:: Предоставленный отрывок ::
XX век жестоко и окончательно расправился с XIX, руины которого и пришлось обживать массовому обществу. Жидкое, текучее, аморфное, оно заполняло собой пустоты, оставшиеся от некогда величественных сооружений. Мир, лишённый оформленности, тосковал по жёстким конструкциям, по новой пирамиде, которая могла бы вернуть истории прежнюю надёжность, предсказуемость, повторяемость.
XX век был заполнен поисками этой новой геометрии, способной смирить буйную стихию масс. Он жаждал закона — смысла как оправдания.

  — «Вид из окна», июль 1992
«Хоровод. Заметки на полях массовой культуры», июнь 1993
  •  

Писателю спокойно живётся только на минном поле, которое для него постоянно обновляет общество.[2] Разрешая одни запрещённые темы, социальный этикет тут же табуирует другие. — Приключения сюжета

  •  

Выродившийся космос просветительского, романтического и реалистического романа наделил детектив своей энергией, но не способностью к продолжению рода. <…>
Детектив — признак как социального, так и литературного здоровья. Он удобен тем, что обнажает художественные структуры. В принципе любое преступление — это идеальный в своей наготе сюжет. <…> За нашим жадным любопытством к уголовным процессам стоит надежда проникнуть в тайну личности — и чужой, и своей. Сама процедура сыска есть философский дискурс вроде сократического диалога, где методом проб и ошибок выясняется истина о человеке.
К тому же детектив питается уликами, что вынуждает читателя не пренебрегать подробностями. <…> Для своего «Улисса» Джойс мечтал о читателе с неизлечимой бессонницей, но мог бы удовлетвориться и любителем детективов, который, уподобляя себя либо сыщику, либо преступнику, не спускает с автора глаз, справедливо ожидая подвоха в каждом абзаце.
Эта повышенная алертность уходит в прошлое вместе с самим детективом. Новое поколение слишком быстро утомляется сложным сюжетом. <…> В Америке детектив становится респектабельным жанром — на нём даже заиграли отблески благородной старины: хрусталь, серебро, голые плечи, застольные манеры. <…>
Увы, любование фоном, окраиной текста, как всякая стилизация, предвещает жанру близкую смерть. — Явление героя

  •  

Похоже, что наклонностям нашего века больше соответствует <…> фантастика, сохраняющая, отчасти лукаво, отчасти по простоте, эпитет «научная».

:: Сохранённые записи ::
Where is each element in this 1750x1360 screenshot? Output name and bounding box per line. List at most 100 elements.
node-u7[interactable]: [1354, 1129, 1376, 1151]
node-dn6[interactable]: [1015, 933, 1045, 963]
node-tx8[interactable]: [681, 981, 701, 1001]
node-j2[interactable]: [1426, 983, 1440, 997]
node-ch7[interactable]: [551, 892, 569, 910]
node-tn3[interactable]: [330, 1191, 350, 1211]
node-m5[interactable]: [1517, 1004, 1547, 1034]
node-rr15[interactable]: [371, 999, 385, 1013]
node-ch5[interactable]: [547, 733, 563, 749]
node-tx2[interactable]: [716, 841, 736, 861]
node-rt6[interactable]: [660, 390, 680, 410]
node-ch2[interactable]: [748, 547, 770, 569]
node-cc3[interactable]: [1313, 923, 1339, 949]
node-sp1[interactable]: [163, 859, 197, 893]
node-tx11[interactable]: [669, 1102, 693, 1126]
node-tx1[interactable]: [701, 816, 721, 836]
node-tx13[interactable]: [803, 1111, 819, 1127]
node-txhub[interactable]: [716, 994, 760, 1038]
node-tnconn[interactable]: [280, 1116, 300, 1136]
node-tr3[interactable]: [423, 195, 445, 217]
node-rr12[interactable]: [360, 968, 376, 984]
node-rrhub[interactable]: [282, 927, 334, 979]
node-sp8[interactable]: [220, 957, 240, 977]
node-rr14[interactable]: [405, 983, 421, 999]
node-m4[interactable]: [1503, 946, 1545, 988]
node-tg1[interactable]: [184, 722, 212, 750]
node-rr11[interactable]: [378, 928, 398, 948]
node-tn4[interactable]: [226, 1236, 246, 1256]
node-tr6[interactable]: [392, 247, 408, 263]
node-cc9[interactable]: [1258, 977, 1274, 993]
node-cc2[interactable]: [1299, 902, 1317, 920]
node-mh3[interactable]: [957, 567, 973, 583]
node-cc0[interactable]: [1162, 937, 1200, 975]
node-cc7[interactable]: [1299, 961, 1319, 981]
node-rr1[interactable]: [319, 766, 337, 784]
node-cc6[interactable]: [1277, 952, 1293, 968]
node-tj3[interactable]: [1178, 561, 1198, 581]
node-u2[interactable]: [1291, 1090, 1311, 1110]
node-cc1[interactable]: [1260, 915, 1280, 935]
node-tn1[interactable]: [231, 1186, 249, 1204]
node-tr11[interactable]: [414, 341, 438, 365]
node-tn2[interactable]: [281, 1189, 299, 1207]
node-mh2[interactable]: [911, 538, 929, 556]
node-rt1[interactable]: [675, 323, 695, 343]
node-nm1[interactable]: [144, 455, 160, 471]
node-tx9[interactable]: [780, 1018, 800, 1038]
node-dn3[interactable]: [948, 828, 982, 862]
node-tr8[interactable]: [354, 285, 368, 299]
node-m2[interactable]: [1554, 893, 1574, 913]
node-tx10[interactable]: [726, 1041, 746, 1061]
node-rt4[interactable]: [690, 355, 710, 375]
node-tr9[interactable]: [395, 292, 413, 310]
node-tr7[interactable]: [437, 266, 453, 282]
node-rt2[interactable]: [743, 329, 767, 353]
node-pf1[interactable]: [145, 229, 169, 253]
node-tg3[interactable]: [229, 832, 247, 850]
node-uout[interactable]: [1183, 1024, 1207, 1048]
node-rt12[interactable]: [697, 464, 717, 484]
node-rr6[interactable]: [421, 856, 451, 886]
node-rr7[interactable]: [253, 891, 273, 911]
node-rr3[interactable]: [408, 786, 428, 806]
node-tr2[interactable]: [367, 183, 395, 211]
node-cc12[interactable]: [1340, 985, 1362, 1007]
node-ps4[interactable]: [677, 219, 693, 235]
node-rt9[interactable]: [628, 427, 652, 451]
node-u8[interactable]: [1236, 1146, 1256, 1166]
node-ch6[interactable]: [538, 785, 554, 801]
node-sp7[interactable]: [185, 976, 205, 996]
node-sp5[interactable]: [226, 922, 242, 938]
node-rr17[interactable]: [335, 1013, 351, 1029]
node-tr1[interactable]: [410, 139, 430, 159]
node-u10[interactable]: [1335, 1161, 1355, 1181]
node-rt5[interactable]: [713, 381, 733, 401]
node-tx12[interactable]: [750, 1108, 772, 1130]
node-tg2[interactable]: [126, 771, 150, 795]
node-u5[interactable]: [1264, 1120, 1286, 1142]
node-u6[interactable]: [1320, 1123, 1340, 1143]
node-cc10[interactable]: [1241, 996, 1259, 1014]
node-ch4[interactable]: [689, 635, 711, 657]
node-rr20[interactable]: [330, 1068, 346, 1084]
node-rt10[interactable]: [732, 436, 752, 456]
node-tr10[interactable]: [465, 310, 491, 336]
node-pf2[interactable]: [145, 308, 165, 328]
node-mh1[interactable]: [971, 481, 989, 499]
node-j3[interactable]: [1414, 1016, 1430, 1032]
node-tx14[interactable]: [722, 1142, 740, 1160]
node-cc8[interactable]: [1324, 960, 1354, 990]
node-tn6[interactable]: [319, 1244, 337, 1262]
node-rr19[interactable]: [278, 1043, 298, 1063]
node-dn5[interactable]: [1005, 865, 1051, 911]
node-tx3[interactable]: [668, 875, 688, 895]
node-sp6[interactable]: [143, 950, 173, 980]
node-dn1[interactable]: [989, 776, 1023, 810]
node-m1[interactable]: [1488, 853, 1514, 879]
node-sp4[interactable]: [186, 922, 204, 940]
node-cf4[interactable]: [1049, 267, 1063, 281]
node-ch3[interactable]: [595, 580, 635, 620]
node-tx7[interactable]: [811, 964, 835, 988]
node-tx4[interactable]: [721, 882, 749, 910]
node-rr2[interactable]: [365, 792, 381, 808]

:: Задание ::
Напишите продолжение отрывка о массовой культуре, детективе и фантастике, начиная сразу после его последнего предложения. Строки — самостоятельный материал, к отрывку они не относятся.

:: Ответ ::
Если детектив — это паразит на теле реализма, то фантастика родилась из модернистской литературы, из её интереса к «дегуманизированному» <…> искусству. Ведь, в сущности, единственная тема фантастики — контакт с неземным разумом. В переводе с научно-фантастического жаргона получается теологическая проблема — кто кого сотворил по своему подобию: человек Бога или Бог человека? Фантастика, стремясь избавиться от антропоморфизма, заражала читателя мечтой о диалоге. За популярностью этого жанра стоит страстное желание вырваться из человекоподобного мира, из своей судьбы, из нашей шкуры и — оглянуться, посмотреть на себя со стороны чужими глазами. <…>
Метафизика для бедных, фантастика[2] питается остатками целостного религиозного сознания, которое она противопоставляет позитивизму детектива. <…> Нагляднее всего этот процесс там, где один жанр прямо на глазах читателя становится другим. Как раз такую книгу и сочинил классик НФ Станислав Лем — это повесть «Следствие» <…>.
Как и положено, Лем устраивает парад версий, каждая из которых как будто копирует «дедукцию» Холмса, и только в финале книги происходит концептуальный взрыв, разрушающий и отменяющий сам жанр.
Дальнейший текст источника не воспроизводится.